[Exercise]
Retype all of the data. Every line must match exactly.

[Recorded data]
****************

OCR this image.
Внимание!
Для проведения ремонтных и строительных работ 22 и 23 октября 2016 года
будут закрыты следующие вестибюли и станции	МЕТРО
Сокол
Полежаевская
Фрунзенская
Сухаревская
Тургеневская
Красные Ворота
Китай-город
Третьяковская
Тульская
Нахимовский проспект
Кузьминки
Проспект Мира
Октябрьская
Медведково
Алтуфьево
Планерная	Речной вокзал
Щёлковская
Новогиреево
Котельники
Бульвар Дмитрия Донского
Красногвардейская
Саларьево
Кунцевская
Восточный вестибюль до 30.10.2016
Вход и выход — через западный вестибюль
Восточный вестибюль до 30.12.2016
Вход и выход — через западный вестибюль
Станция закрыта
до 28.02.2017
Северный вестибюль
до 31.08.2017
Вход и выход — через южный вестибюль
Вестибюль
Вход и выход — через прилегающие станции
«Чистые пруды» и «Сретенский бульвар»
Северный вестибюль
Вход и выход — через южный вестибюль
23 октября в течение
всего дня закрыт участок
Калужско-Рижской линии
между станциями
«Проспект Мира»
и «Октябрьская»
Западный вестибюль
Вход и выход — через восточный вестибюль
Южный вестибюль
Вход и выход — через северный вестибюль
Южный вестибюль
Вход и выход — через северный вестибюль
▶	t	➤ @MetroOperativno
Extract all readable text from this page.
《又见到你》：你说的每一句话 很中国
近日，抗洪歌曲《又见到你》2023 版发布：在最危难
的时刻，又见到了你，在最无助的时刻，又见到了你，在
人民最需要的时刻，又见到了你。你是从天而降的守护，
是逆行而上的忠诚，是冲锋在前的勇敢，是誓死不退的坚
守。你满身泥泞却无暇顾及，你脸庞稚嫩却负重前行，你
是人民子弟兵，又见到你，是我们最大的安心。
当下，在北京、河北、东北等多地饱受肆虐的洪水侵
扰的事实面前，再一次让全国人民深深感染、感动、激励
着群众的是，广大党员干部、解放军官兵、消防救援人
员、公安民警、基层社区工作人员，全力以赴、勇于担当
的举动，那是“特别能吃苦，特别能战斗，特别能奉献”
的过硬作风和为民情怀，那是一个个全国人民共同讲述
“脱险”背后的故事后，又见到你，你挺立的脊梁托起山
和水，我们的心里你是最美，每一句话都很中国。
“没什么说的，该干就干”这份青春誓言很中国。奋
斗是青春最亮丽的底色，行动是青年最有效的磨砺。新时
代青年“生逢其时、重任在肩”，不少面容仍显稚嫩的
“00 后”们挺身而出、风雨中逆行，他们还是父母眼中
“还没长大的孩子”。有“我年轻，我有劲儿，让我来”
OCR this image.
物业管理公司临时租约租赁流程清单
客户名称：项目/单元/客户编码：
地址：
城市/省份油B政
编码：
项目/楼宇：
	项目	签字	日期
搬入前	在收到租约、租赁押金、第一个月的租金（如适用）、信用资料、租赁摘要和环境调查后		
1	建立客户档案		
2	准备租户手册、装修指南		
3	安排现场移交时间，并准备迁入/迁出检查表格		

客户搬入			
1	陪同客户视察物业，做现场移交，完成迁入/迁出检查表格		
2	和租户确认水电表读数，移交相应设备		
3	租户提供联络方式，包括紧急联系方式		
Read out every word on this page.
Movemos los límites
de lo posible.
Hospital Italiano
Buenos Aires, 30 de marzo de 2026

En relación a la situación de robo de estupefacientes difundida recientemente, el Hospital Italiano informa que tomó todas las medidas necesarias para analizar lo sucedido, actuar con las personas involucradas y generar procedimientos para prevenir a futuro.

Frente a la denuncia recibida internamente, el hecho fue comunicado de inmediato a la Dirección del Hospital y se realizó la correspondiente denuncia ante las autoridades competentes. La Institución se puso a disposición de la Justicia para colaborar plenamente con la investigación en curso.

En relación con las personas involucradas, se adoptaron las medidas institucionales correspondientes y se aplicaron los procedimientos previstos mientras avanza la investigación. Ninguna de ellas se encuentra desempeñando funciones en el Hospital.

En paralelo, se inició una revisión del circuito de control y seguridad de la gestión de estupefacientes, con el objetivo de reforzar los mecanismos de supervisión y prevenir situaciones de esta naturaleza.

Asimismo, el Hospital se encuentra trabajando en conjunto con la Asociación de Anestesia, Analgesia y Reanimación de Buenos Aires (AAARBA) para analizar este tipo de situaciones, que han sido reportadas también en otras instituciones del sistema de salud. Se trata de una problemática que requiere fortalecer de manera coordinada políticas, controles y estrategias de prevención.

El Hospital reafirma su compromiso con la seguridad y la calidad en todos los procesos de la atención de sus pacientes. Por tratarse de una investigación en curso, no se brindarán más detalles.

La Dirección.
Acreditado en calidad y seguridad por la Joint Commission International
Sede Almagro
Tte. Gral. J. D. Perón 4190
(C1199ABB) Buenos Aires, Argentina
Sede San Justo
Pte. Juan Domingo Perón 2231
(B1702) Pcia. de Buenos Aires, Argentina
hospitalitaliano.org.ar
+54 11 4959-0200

****************

[Correct result]
OCR this image.
Внимание!
Для проведения ремонтных и строительных работ 22 и 23 октября 2016 года
будут закрыты следующие вестибюли и станции	МЕТРО
Сокол
Полежаевская
Фрунзенская
Сухаревская
Тургеневская
Красные Ворота
Китай-город
Третьяковская
Тульская
Нахимовский проспект
Кузьминки
Проспект Мира
Октябрьская
Медведково
Алтуфьево
Планерная	Речной вокзал
Щёлковская
Новогиреево
Котельники
Бульвар Дмитрия Донского
Красногвардейская
Саларьево
Кунцевская
Восточный вестибюль до 30.10.2016
Вход и выход — через западный вестибюль
Восточный вестибюль до 30.12.2016
Вход и выход — через западный вестибюль
Станция закрыта
до 28.02.2017
Северный вестибюль
до 31.08.2017
Вход и выход — через южный вестибюль
Вестибюль
Вход и выход — через прилегающие станции
«Чистые пруды» и «Сретенский бульвар»
Северный вестибюль
Вход и выход — через южный вестибюль
23 октября в течение
всего дня закрыт участок
Калужско-Рижской линии
между станциями
«Проспект Мира»
и «Октябрьская»
Западный вестибюль
Вход и выход — через восточный вестибюль
Южный вестибюль
Вход и выход — через северный вестибюль
Южный вестибюль
Вход и выход — через северный вестибюль
▶	t	➤ @MetroOperativno
Extract all readable text from this page.
《又见到你》：你说的每一句话 很中国
近日，抗洪歌曲《又见到你》2023 版发布：在最危难
的时刻，又见到了你，在最无助的时刻，又见到了你，在
人民最需要的时刻，又见到了你。你是从天而降的守护，
是逆行而上的忠诚，是冲锋在前的勇敢，是誓死不退的坚
守。你满身泥泞却无暇顾及，你脸庞稚嫩却负重前行，你
是人民子弟兵，又见到你，是我们最大的安心。
当下，在北京、河北、东北等多地饱受肆虐的洪水侵
扰的事实面前，再一次让全国人民深深感染、感动、激励
着群众的是，广大党员干部、解放军官兵、消防救援人
员、公安民警、基层社区工作人员，全力以赴、勇于担当
的举动，那是“特别能吃苦，特别能战斗，特别能奉献”
的过硬作风和为民情怀，那是一个个全国人民共同讲述
“脱险”背后的故事后，又见到你，你挺立的脊梁托起山
和水，我们的心里你是最美，每一句话都很中国。
“没什么说的，该干就干”这份青春誓言很中国。奋
斗是青春最亮丽的底色，行动是青年最有效的磨砺。新时
代青年“生逢其时、重任在肩”，不少面容仍显稚嫩的
“00 后”们挺身而出、风雨中逆行，他们还是父母眼中
“还没长大的孩子”。有“我年轻，我有劲儿，让我来”
OCR this image.
物业管理公司临时租约租赁流程清单
客户名称：项目/单元/客户编码：
地址：
城市/省份油B政
编码：
项目/楼宇：
	项目	签字	日期
搬入前	在收到租约、租赁押金、第一个月的租金（如适用）、信用资料、租赁摘要和环境调查后		
1	建立客户档案		
2	准备租户手册、装修指南		
3	安排现场移交时间，并准备迁入/迁出检查表格		

客户搬入			
1	陪同客户视察物业，做现场移交，完成迁入/迁出检查表格		
2	和租户确认水电表读数，移交相应设备		
3	租户提供联络方式，包括紧急联系方式		
Read out every word on this page.
Movemos los límites
de lo posible.
Hospital Italiano
Buenos Aires, 30 de marzo de 2026

En relación a la situación de robo de estupefacientes difundida recientemente, el Hospital Italiano informa que tomó todas las medidas necesarias para analizar lo sucedido, actuar con las personas involucradas y generar procedimientos para prevenir a futuro.

Frente a la denuncia recibida internamente, el hecho fue comunicado de inmediato a la Dirección del Hospital y se realizó la correspondiente denuncia ante las autoridades competentes. La Institución se puso a disposición de la Justicia para colaborar plenamente con la investigación en curso.

En relación con las personas involucradas, se adoptaron las medidas institucionales correspondientes y se aplicaron los procedimientos previstos mientras avanza la investigación. Ninguna de ellas se encuentra desempeñando funciones en el Hospital.

En paralelo, se inició una revisión del circuito de control y seguridad de la gestión de estupefacientes, con el objetivo de reforzar los mecanismos de supervisión y prevenir situaciones de esta naturaleza.

Asimismo, el Hospital se encuentra trabajando en conjunto con la Asociación de Anestesia, Analgesia y Reanimación de Buenos Aires (AAARBA) para analizar este tipo de situaciones, que han sido reportadas también en otras instituciones del sistema de salud. Se trata de una problemática que requiere fortalecer de manera coordinada políticas, controles y estrategias de prevención.

El Hospital reafirma su compromiso con la seguridad y la calidad en todos los procesos de la atención de sus pacientes. Por tratarse de una investigación en curso, no se brindarán más detalles.

La Dirección.
Acreditado en calidad y seguridad por la Joint Commission International
Sede Almagro
Tte. Gral. J. D. Perón 4190
(C1199ABB) Buenos Aires, Argentina
Sede San Justo
Pte. Juan Domingo Perón 2231
(B1702) Pcia. de Buenos Aires, Argentina
hospitalitaliano.org.ar
+54 11 4959-0200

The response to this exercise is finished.